### What to work on
Determine which lines contain the word "Poselství", then copy those lines.

------ Material for the task ------

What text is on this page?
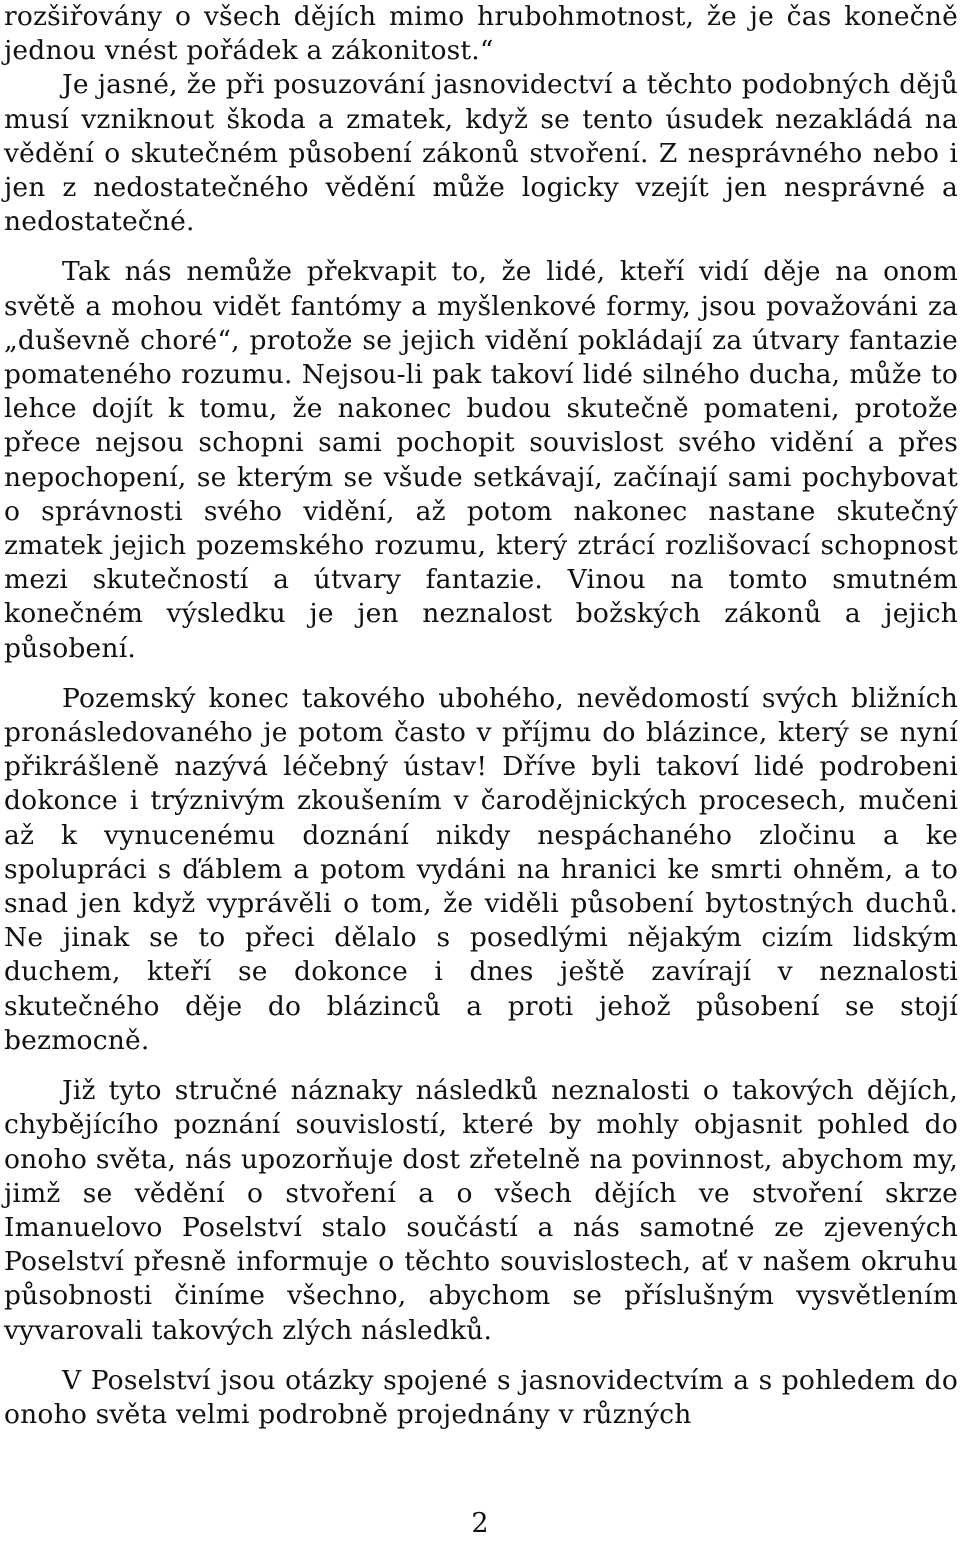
rozšiřovány o všech dějích mimo hrubohmotnost, že je čas konečně jednou vnést pořádek a zákonitost.“

Je jasné, že při posuzování jasnovidectví a těchto podobných dějů musí vzniknout škoda a zmatek, když se tento úsudek nezakládá na vědění o skutečném působení zákonů stvoření. Z nesprávného nebo i jen z nedostatečného vědění může logicky vzejít jen nesprávné a nedostatečné.

Tak nás nemůže překvapit to, že lidé, kteří vidí děje na onom světě a mohou vidět fantómy a myšlenkové formy, jsou považováni za „duševně choré“, protože se jejich vidění pokládají za útvary fantazie pomateného rozumu. Nejsou-li pak takoví lidé silného ducha, může to lehce dojít k tomu, že nakonec budou skutečně pomateni, protože přece nejsou schopni sami pochopit souvislost svého vidění a přes nepochopení, se kterým se všude setkávají, začínají sami pochybovat o správnosti svého vidění, až potom nakonec nastane skutečný zmatek jejich pozemského rozumu, který ztrácí rozlišovací schopnost mezi skutečností a útvary fantazie. Vinou na tomto smutném konečném výsledku je jen neznalost božských zákonů a jejich působení.

Pozemský konec takového ubohého, nevědomostí svých bližních pronásledovaného je potom často v příjmu do blázince, který se nyní přikrášleně nazývá léčebný ústav! Dříve byli takoví lidé podrobeni dokonce i trýznivým zkoušením v čarodějnických procesech, mučeni až k vynucenému doznání nikdy nespáchaného zločinu a ke spolupráci s ďáblem a potom vydáni na hranici ke smrti ohněm, a to snad jen když vyprávěli o tom, že viděli působení bytostných duchů. Ne jinak se to přeci dělalo s posedlými nějakým cizím lidským duchem, kteří se dokonce i dnes ještě zavírají v neznalosti skutečného děje do blázinců a proti jehož působení se stojí bezmocně.

Již tyto stručné náznaky následků neznalosti o takových dějích, chybějícího poznání souvislostí, které by mohly objasnit pohled do onoho světa, nás upozorňuje dost zřetelně na povinnost, abychom my, jimž se vědění o stvoření a o všech dějích ve stvoření skrze Imanuelovo Poselství stalo součástí a nás samotné ze zjevených Poselství přesně informuje o těchto souvislostech, ať v našem okruhu působnosti činíme všechno, abychom se příslušným vysvětlením vyvarovali takových zlých následků.

V Poselství jsou otázky spojené s jasnovidectvím a s pohledem do onoho světa velmi podrobně projednány v různých

2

------

### Correct answer
Již tyto stručné náznaky následků neznalosti o takových dějích, chybějícího poznání souvislostí, které by mohly objasnit pohled do onoho světa, nás upozorňuje dost zřetelně na povinnost, abychom my, jimž se vědění o stvoření a o všech dějích ve stvoření skrze Imanuelovo Poselství stalo součástí a nás samotné ze zjevených Poselství přesně informuje o těchto souvislostech, ať v našem okruhu působnosti činíme všechno, abychom se příslušným vysvětlením vyvarovali takových zlých následků.
V Poselství jsou otázky spojené s jasnovidectvím a s pohledem do onoho světa velmi podrobně projednány v různých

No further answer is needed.